(Source text)

Sometimes, the damage done was self-inflicted. This season marks the fiftieth anniversary of perhaps the high point of bad pitches. In 1969, the Football League Cup final was played between Swindon Town and Arsenal on a Wembley pitch cut up and sodden by several days of rain having fallen after the Horse Of The Year Show had been held on it. Third Division Swindon won the cup by three goals to two on a pitch probably better suited to the last round of The Krypton Factor, but Wembley didn’t learn its lesson, and the following year Chelsea and Leeds United played out a brutal final under similar conditions. The Horse Of The Year was moved shortly afterwards.

Even when the damage was self-inflicted, though, it was done with the best of intentions. In April 1971, Leicester City installed a polythene balloon which covered the whole playing area, hovering fifteen feet in the air on a cushion of hot air, at a cost of £8,000 in an attempt to stop their pitch, which was surrounded on three sides by tall stands, from freezing throughout the winter months. It was a great idea, in principle. Players could still train on it – after a fashion – and the pitch should be playable every week. It didn’t work out that way, of course. A complete lack of sunlight on the pitch throughout the winter months meant that the grass didn’t grow at all, and by the start of the 1980s the team was frequently playing on a pitch that resembled the surface of Venus.

(Record set)
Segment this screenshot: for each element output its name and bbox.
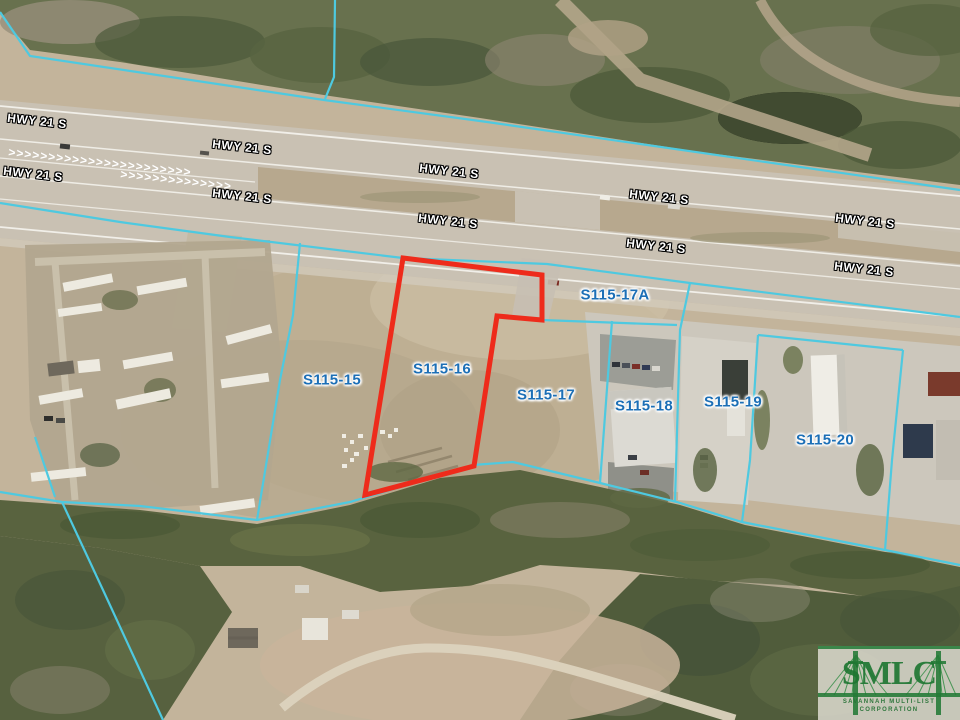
- parcel-boundary-line-1: [0, 12, 960, 190]
- parcel-label-s115-20: S115-20: [796, 432, 854, 449]
- parcel-label-s115-18: S115-18: [615, 398, 673, 415]
- parcel-label-s115-17a: S115-17A: [580, 287, 649, 304]
- logo-subtext-line2: CORPORATION: [818, 707, 960, 713]
- parcel-boundary-line-5: [0, 462, 960, 565]
- parcel-label-s115-15: S115-15: [303, 372, 361, 389]
- logo-text: SMLC: [818, 656, 960, 692]
- parcel-boundary-line-12: [758, 335, 903, 350]
- parcel-boundary-line-8: [542, 320, 677, 325]
- parcel-boundary-line-9: [600, 321, 612, 483]
- smlc-logo: SMLC SAVANNAH MULTI-LIST CORPORATION: [818, 646, 960, 720]
- parcel-boundary-line-2: [325, 0, 335, 99]
- parcel-boundary-line-7: [35, 437, 55, 497]
- logo-subtext-line1: SAVANNAH MULTI-LIST: [818, 699, 960, 705]
- parcel-boundary-line-11: [742, 335, 758, 522]
- aerial-map[interactable]: >>>>>>>>>>>>>>>>>>>>>>> >>>>>>>>>>>>>>: [0, 0, 960, 720]
- parcel-label-s115-16: S115-16: [413, 361, 471, 378]
- parcel-boundary-line-13: [885, 350, 903, 550]
- parcel-boundary-line-10: [675, 283, 690, 501]
- parcel-boundary-line-6: [62, 502, 163, 720]
- parcel-label-s115-17: S115-17: [517, 387, 575, 404]
- parcel-boundary-overlay: [0, 0, 960, 720]
- parcel-boundary-line-3: [0, 203, 960, 317]
- parcel-label-s115-19: S115-19: [704, 394, 762, 411]
- parcel-boundary-line-4: [257, 243, 300, 520]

(Exercise) Write the next part of the text on damaged football pitches, starting after its final sentence. The listing is not needed for what comes next.

(Answer)
Just up the road, Derby County’s Baseball Ground had a pitch that was commonly assented to be the worst of all, with the club’s groundsman Bob Smith describing the effect of rainfall on it as being the same as “pouring water in a saucer of flour and it becoming gooey.” Still, though, in the early 1970s Brian Clough decided that he preferred a damp pitch, so the Baseball Ground would be flooded before every home match. “Every big game we would flood the pitch and no one got why it was just wet for first team games and dry for the reserves”, Smith would later tell the BBC. Smith himself would earn a degree of fame in 1977 when, during a match between Derby County and Manchester City, he had to come onto the pitch with a metal pail and a paintbrush to repaint the penalty spot before Derby could complete a four-nil win.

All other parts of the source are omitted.